## To be done
Reproduce the listing below verbatim.

++++ Data for processing ++++

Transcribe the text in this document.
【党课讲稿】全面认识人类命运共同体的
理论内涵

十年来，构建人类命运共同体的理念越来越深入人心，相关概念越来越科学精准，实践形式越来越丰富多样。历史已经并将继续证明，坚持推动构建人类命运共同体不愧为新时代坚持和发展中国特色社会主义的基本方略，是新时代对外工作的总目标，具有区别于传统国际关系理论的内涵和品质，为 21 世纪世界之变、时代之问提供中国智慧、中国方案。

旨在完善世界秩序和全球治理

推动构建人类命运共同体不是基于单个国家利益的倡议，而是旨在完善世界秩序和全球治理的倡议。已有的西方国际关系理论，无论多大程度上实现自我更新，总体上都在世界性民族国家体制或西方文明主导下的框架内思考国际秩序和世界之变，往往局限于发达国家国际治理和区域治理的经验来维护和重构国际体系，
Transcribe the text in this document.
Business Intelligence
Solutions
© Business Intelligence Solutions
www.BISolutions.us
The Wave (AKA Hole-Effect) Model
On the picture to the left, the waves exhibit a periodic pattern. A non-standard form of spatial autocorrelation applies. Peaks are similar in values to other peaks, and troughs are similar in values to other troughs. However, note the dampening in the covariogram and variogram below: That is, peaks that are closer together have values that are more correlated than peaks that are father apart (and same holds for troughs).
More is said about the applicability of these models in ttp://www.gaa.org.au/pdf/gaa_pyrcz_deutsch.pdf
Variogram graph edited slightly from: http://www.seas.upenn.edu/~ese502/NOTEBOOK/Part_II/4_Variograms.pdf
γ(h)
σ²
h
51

++++

## Finished exercise
Transcribe the text in this document.
【党课讲稿】全面认识人类命运共同体的
理论内涵

十年来，构建人类命运共同体的理念越来越深入人心，相关概念越来越科学精准，实践形式越来越丰富多样。历史已经并将继续证明，坚持推动构建人类命运共同体不愧为新时代坚持和发展中国特色社会主义的基本方略，是新时代对外工作的总目标，具有区别于传统国际关系理论的内涵和品质，为 21 世纪世界之变、时代之问提供中国智慧、中国方案。

旨在完善世界秩序和全球治理

推动构建人类命运共同体不是基于单个国家利益的倡议，而是旨在完善世界秩序和全球治理的倡议。已有的西方国际关系理论，无论多大程度上实现自我更新，总体上都在世界性民族国家体制或西方文明主导下的框架内思考国际秩序和世界之变，往往局限于发达国家国际治理和区域治理的经验来维护和重构国际体系，
Transcribe the text in this document.
Business Intelligence
Solutions
© Business Intelligence Solutions
www.BISolutions.us
The Wave (AKA Hole-Effect) Model
On the picture to the left, the waves exhibit a periodic pattern. A non-standard form of spatial autocorrelation applies. Peaks are similar in values to other peaks, and troughs are similar in values to other troughs. However, note the dampening in the covariogram and variogram below: That is, peaks that are closer together have values that are more correlated than peaks that are father apart (and same holds for troughs).
More is said about the applicability of these models in ttp://www.gaa.org.au/pdf/gaa_pyrcz_deutsch.pdf
Variogram graph edited slightly from: http://www.seas.upenn.edu/~ese502/NOTEBOOK/Part_II/4_Variograms.pdf
γ(h)
σ²
h
51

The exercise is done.